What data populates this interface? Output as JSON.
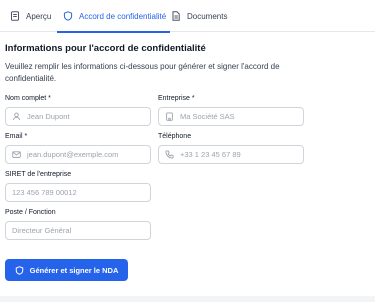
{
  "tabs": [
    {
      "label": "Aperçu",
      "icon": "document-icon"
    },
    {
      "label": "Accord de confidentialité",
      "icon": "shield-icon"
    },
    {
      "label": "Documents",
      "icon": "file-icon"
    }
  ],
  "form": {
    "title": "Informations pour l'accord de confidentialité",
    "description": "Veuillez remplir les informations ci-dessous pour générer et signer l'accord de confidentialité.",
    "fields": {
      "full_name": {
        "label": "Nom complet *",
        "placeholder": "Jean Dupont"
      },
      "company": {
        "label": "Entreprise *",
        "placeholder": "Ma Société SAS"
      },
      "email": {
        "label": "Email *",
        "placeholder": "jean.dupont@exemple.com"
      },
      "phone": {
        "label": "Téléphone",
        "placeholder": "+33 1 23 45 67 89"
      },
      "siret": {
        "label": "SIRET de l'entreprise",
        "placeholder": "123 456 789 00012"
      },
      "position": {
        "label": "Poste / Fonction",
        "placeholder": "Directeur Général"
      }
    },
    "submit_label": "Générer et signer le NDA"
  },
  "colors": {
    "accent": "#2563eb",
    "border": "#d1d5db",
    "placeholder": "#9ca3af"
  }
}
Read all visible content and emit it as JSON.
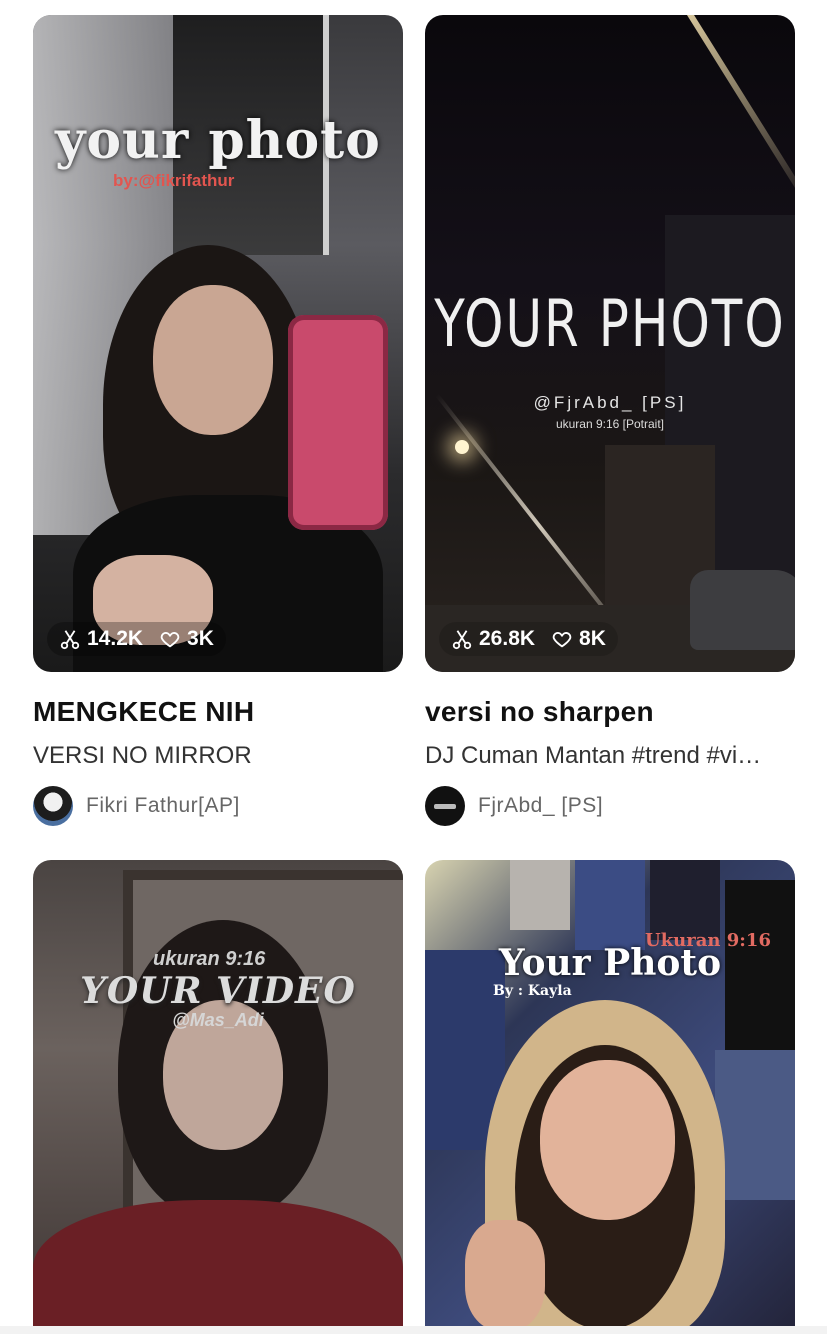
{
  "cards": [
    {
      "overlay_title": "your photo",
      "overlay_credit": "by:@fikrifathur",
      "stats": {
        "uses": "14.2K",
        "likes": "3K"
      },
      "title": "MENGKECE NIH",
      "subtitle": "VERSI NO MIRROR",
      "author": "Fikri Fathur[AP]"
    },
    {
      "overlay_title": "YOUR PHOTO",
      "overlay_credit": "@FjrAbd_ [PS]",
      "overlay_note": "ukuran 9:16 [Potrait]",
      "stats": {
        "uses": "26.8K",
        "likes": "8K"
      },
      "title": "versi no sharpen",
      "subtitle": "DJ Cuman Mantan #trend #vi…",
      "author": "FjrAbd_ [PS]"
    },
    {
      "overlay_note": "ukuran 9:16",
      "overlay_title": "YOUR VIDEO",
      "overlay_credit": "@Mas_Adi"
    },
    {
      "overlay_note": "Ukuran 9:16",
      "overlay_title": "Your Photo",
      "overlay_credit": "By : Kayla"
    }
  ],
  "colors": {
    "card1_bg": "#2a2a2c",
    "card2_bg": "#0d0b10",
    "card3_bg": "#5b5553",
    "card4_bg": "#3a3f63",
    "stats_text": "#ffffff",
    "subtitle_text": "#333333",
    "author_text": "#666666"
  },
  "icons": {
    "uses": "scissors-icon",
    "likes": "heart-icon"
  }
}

· · · ·

What is required: Print the full listing exactly, dropping the pictures.

Result of this exercise:
What data populates this interface? Output as JSON.
{
  "tabs": [
    {
      "label": "Aperçu",
      "icon": "document-icon"
    },
    {
      "label": "Accord de confidentialité",
      "icon": "shield-icon"
    },
    {
      "label": "Documents",
      "icon": "file-icon"
    }
  ],
  "form": {
    "title": "Informations pour l'accord de confidentialité",
    "description": "Veuillez remplir les informations ci-dessous pour générer et signer l'accord de confidentialité.",
    "fields": {
      "full_name": {
        "label": "Nom complet *",
        "placeholder": "Jean Dupont"
      },
      "company": {
        "label": "Entreprise *",
        "placeholder": "Ma Société SAS"
      },
      "email": {
        "label": "Email *",
        "placeholder": "jean.dupont@exemple.com"
      },
      "phone": {
        "label": "Téléphone",
        "placeholder": "+33 1 23 45 67 89"
      },
      "siret": {
        "label": "SIRET de l'entreprise",
        "placeholder": "123 456 789 00012"
      },
      "position": {
        "label": "Poste / Fonction",
        "placeholder": "Directeur Général"
      }
    },
    "submit_label": "Générer et signer le NDA"
  },
  "colors": {
    "accent": "#2563eb",
    "border": "#d1d5db",
    "placeholder": "#9ca3af"
  }
}
Read all visible content and emit it as JSON.
{
  "cards": [
    {
      "overlay_title": "your photo",
      "overlay_credit": "by:@fikrifathur",
      "stats": {
        "uses": "14.2K",
        "likes": "3K"
      },
      "title": "MENGKECE NIH",
      "subtitle": "VERSI NO MIRROR",
      "author": "Fikri Fathur[AP]"
    },
    {
      "overlay_title": "YOUR PHOTO",
      "overlay_credit": "@FjrAbd_ [PS]",
      "overlay_note": "ukuran 9:16 [Potrait]",
      "stats": {
        "uses": "26.8K",
        "likes": "8K"
      },
      "title": "versi no sharpen",
      "subtitle": "DJ Cuman Mantan #trend #vi…",
      "author": "FjrAbd_ [PS]"
    },
    {
      "overlay_note": "ukuran 9:16",
      "overlay_title": "YOUR VIDEO",
      "overlay_credit": "@Mas_Adi"
    },
    {
      "overlay_note": "Ukuran 9:16",
      "overlay_title": "Your Photo",
      "overlay_credit": "By : Kayla"
    }
  ],
  "colors": {
    "card1_bg": "#2a2a2c",
    "card2_bg": "#0d0b10",
    "card3_bg": "#5b5553",
    "card4_bg": "#3a3f63",
    "stats_text": "#ffffff",
    "subtitle_text": "#333333",
    "author_text": "#666666"
  },
  "icons": {
    "uses": "scissors-icon",
    "likes": "heart-icon"
  }
}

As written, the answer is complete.